**Text block**
** BEGIN **

Traders at Work: How the World's Most Successful Traders Make Their Living in the Markets
by Tim Bourquin
Quick Summary
An interview-based book featuring conversations with 16 successful professional traders including Todd Gordon, Linda Raschke, Peter Brandt, John Carter, and others, covering their backgrounds, methodologies, psychological approaches, and practical wisdom distilled from years of profitable trading across stocks, forex, futures, and options.
Detailed Summary
Tim Bourquin, the interviewer, presents in-depth conversations with 16 successful professional traders, each chapter dedicated to a single trader's story, methodology, and hard-won wisdom. Published by Apress, the book follows the interview-format tradition established by Jack Schwager's Market Wizards series, but with a contemporary focus on traders active in the 2010s era.
The traders profiled include Todd Gordon (founding partner of Aspen Trading Group and CNBC contributor, who began day trading on dial-up internet while in college, progressed through the "Tokyo Joe" chat room era, and developed his approach through Elliott Wave theory and technical analysis of the forex markets), Linda Raschke (legendary short-term trader known for her pattern recognition and mean-reversion strategies, one of the most consistently successful female traders in market history), Serge Berger (systematic trader combining technical analysis with quantitative methods), Alex Foster (independent trader who built a career through disciplined position management), and Derek Schimming (trader specializing in swing trading equity markets).

** END **

**Written request**
Answer from the book summary:
1. Which publisher released the book?
2. How many professional traders does the book feature?
3. Which theory did Todd Gordon use to develop his approach?
The listing has nothing to do with the book summary.

**Data provided**
** BEGIN **

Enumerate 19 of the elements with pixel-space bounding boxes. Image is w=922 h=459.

** END **

**Solution to this task**
1. Apress
2. 16
3. Elliott Wave theory